◆ TEXT SHOWN
━━━

So, then, you may think that magic is a thing of the Middle Ages - stories told of a long time ago, of places that never existed such as Earthsea, Middle Earth, Westeros and the like. A phenomenon of the past, with no room for it or presence in the modern day.
Well, funny you should say that, because with the proliferation of stories featuring magicians and magical phenomena dating from the turn of the 20th century, right up to the slew of modern fantasy and dark fantasy stories on contemporary bookshelves, you would think that magic had not only not gone away, but has a stronger presence than ever.
Historically, magic was derided during the early half of the 20th Century as superstition, the mindless pursuit of nonsense by the uneducated masses who hadn't embraced Science. Yet Science, for all its vaunted goal of reaching for the stars, put on a pretty poor damned show in two World Wars which became simple grindhouses for human bodies cast like coffee beans into the milling machinery of machine guns, carpet bombing, poison gas and, eventually, roasted alive and turned into shadows on walls in the incandescent blaze of a nuclear explosion.
Though while historically magic still hasn't found the perfect formula for becoming bulletproof just yet, in its appearances in fiction throughout the last few centuries the presence of magic and supernatural powers and abilities has remained steady - and nowadays magic laces throughout most modern fantasy stories and settings like the roots of a particularly virulent strain of ivy through the rotting brickwork of a doomed old building.
The Wickedest Man In The World
Early last century, the occult scene was dominated in so-called real life by the Grand Brotherhoods: the Golden Dawn, the OTO and Thelema. The Masons and Rosicrucians' arcane fraternities cast long shadows back into the past, as well. It was in that time that storytellers such as M R James and W Somerset Maugham wrote stories such as "Casting The Runes" and the novel The Magician, both of which featured pastiches of the same villainous character, bane of the societies of their day: the one and only Aleister Crowley, "Little Sunshine," The Beast 666 His Own Self.
The notoriety of this character meant that writers in this time quite happily borrowed the Crowleyesque archetype of the dark, brooding, wicked occultist in league with Hellish forces to infuse their horror stories with sinister occult teasings. Wheatley's The Devil Rides Out was a prime example: the villain, Mr Mocata (ably played by the late Charles Gray in the Hammer movie adaptation) was the driving force behind the villainy in his Diabolical crusade to jailbreak the Devil from Hell. In contrast, James' figure of Carswell was satisfied with merely conjuring up a lesser demon hitman to terrify and attempt to murder the story's protagonist, and Maugham's villain, Oliver Haddo, was simply content to hypnotise, seduce and corrupt his victim with sexual and occult debauchery. (When you've got it, flaunt it ...)
However, even cast in a negative light, fictional stories of occultism in the modern world survived.
The Occult Backlash
From the shock and horror of the Bomb, a kind of backlash against not only science and technology, but organised religion, began. The general public looked on the high priests of science and religion, doling out received wisdom from above to the milling hoi polloi below, and - upon realising that their leaders were insane - recoiled convulsively and rebelled spectacularly.

━━━

◆ OBJECTIVE A
Pull out every line of the listing that contains the string "item".

◆ DATASET CONTENT
━━━

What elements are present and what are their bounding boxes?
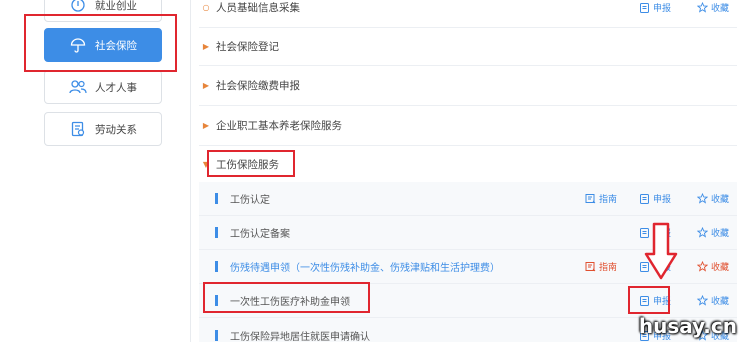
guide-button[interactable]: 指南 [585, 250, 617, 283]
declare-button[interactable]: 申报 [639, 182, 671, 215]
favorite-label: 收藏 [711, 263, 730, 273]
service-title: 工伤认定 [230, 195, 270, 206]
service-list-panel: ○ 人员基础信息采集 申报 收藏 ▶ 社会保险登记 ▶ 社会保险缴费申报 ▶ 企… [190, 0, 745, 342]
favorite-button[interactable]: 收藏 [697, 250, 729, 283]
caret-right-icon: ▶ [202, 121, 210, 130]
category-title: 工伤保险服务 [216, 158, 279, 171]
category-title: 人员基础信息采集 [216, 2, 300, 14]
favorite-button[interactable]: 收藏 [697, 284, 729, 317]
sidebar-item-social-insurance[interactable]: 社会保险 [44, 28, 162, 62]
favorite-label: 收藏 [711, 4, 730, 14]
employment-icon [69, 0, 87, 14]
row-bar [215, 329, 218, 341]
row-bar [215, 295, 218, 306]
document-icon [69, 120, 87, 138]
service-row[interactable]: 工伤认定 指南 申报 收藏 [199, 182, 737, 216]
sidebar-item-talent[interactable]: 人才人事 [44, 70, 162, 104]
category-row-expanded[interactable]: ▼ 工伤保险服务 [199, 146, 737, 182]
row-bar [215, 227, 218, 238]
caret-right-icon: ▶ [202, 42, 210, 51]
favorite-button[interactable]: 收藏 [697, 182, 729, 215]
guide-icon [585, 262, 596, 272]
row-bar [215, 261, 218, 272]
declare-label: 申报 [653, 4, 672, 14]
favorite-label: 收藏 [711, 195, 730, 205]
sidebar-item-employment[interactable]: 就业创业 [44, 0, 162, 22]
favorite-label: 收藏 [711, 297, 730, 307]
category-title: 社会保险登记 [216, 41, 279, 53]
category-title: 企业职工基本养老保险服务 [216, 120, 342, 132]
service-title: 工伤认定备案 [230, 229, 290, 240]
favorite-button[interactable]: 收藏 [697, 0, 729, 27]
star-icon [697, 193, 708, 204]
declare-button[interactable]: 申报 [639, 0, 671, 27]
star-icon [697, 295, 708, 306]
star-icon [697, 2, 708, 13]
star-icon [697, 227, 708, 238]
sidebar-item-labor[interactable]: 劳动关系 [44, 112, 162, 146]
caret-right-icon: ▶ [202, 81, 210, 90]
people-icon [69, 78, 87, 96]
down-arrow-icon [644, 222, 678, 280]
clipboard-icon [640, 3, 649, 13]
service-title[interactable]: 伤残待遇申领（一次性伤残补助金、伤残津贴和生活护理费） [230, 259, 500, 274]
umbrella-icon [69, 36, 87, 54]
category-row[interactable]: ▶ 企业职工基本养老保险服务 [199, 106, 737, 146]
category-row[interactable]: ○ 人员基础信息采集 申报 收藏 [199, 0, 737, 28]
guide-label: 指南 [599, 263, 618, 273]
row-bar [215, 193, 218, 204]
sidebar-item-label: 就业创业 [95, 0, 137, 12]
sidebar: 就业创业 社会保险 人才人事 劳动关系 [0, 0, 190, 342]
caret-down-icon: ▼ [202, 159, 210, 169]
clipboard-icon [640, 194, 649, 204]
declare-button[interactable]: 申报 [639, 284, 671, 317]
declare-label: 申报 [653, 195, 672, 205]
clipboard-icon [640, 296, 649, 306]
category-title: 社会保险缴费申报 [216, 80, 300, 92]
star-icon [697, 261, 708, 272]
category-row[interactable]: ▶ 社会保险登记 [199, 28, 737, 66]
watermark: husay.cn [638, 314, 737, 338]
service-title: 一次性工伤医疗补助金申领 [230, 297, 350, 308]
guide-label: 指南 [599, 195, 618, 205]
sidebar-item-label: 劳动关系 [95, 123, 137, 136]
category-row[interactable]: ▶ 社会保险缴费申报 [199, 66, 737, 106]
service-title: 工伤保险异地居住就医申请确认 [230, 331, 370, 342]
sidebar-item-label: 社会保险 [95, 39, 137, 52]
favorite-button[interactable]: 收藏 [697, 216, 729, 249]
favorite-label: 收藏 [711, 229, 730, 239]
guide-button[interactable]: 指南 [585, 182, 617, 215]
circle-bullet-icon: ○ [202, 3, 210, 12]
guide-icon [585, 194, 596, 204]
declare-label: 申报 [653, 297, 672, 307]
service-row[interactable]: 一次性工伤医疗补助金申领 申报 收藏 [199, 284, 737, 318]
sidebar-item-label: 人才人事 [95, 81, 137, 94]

━━━

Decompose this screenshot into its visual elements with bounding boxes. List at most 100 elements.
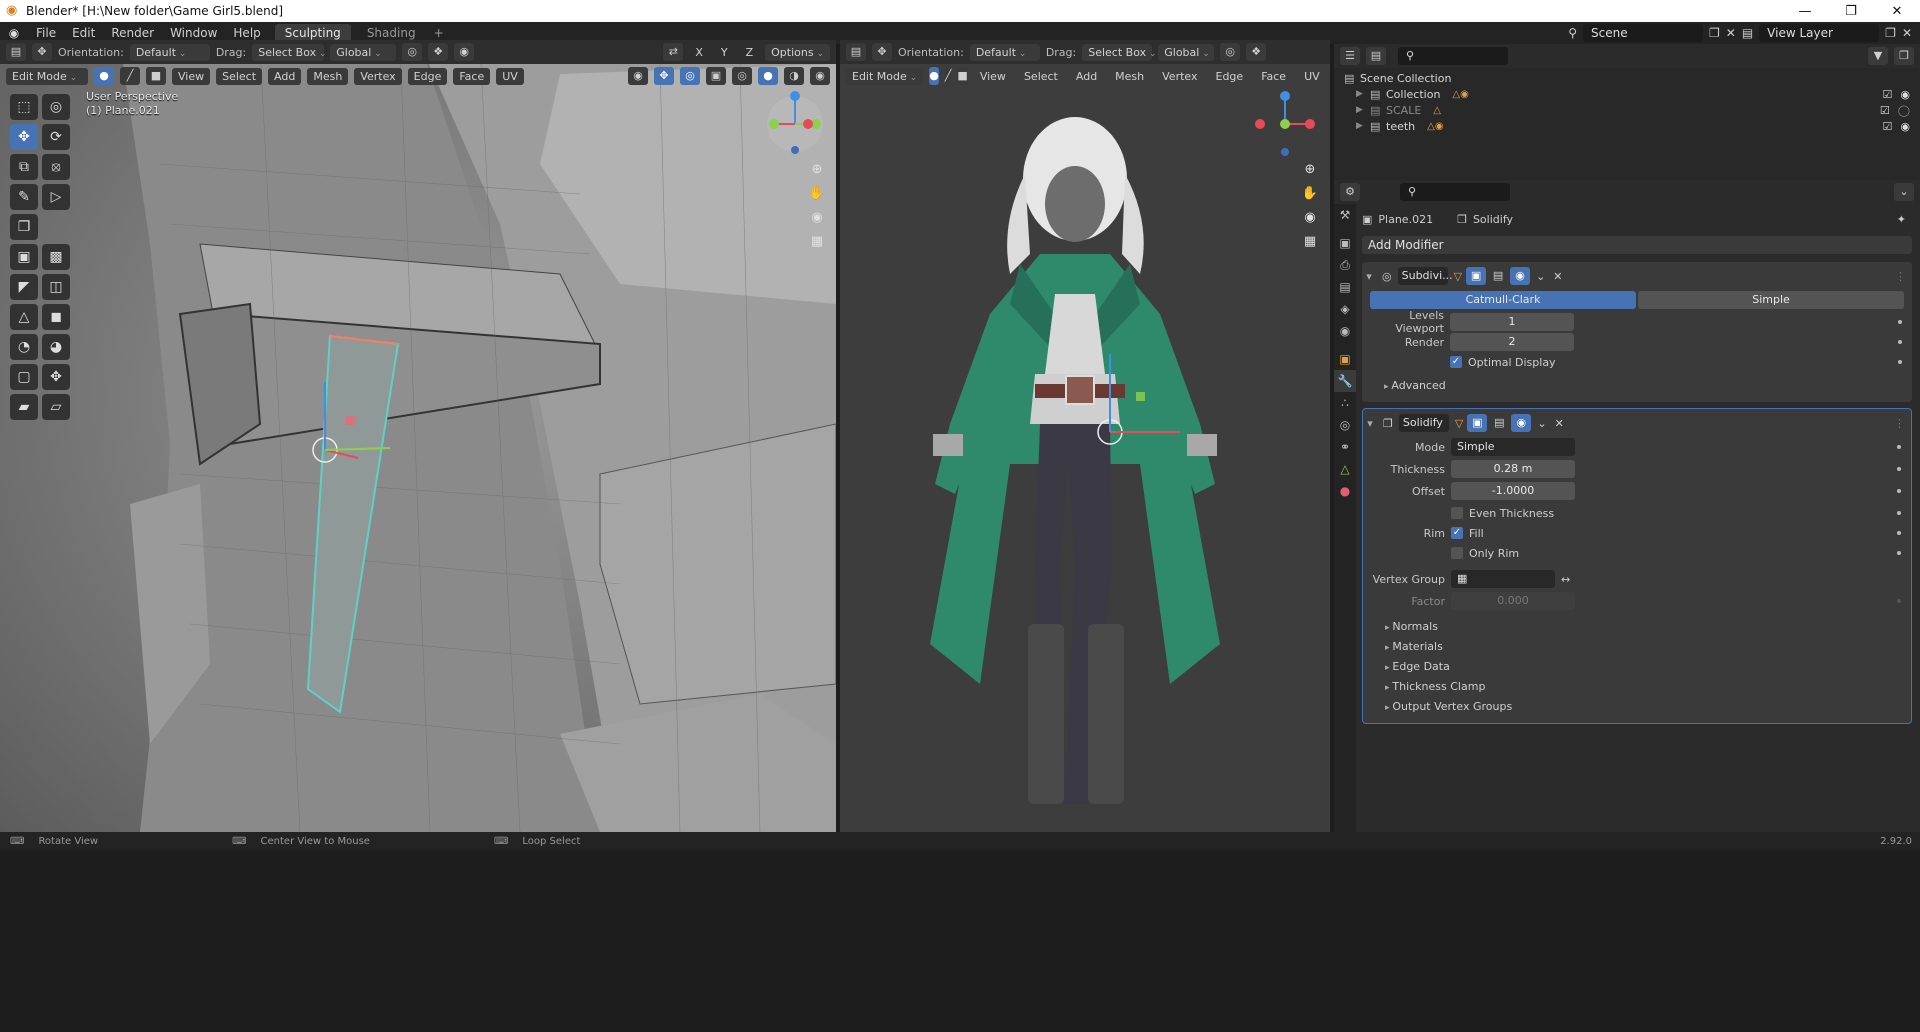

━━━

◆ OBJECTIVE B
Using the essay on magic in fiction, decide whether each statement agrees with it, answering yes or no and quoting the words that settle it: (i) Mr Mocata was played by Charles Gray in the Hammer movie adaptation; (ii) Maugham's villain is named Carswell; (iii) magic was derided as superstition during the early half of the 20th Century.

◆ EXERCISE ANSWER A
sidebar-item-social-insurance[interactable]: 社会保险 [44, 28, 162, 62]
sidebar-item-talent[interactable]: 人才人事 [44, 70, 162, 104]
sidebar-item-employment[interactable]: 就业创业 [44, 0, 162, 22]
sidebar-item-labor[interactable]: 劳动关系 [44, 112, 162, 146]
sidebar-item-label: 就业创业 [95, 0, 137, 12]
sidebar-item-label: 劳动关系 [95, 123, 137, 136]
sidebar-item-label: 社会保险 [95, 39, 137, 52]
sidebar-item-label: 人才人事 [95, 81, 137, 94]

◆ EXERCISE ANSWER B
(i) Yes: "ably played by the late Charles Gray in the Hammer movie adaptation"
(ii) No: "Maugham's villain, Oliver Haddo"
(iii) Yes: "magic was derided during the early half of the 20th Century as superstition"